Scan the records below. List lines holding "waves".

The input:
++++

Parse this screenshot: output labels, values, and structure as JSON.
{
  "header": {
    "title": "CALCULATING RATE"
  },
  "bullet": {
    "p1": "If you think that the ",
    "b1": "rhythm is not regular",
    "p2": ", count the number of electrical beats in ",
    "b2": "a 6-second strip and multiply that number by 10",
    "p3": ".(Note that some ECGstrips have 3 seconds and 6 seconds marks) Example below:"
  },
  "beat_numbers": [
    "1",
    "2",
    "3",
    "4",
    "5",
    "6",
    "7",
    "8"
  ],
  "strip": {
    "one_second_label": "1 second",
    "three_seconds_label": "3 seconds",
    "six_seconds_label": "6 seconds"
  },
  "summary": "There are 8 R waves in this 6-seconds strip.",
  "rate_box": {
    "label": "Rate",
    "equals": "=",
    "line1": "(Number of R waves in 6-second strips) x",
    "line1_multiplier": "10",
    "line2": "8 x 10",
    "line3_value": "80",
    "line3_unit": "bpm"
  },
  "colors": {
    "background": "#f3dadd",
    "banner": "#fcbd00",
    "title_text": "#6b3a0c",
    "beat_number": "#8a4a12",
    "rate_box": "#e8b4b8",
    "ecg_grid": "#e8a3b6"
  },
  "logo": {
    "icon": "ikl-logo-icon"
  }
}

++++

The completed task:
  "summary": "There are 8 R waves in this 6-seconds strip.",
    "line1": "(Number of R waves in 6-second strips) x",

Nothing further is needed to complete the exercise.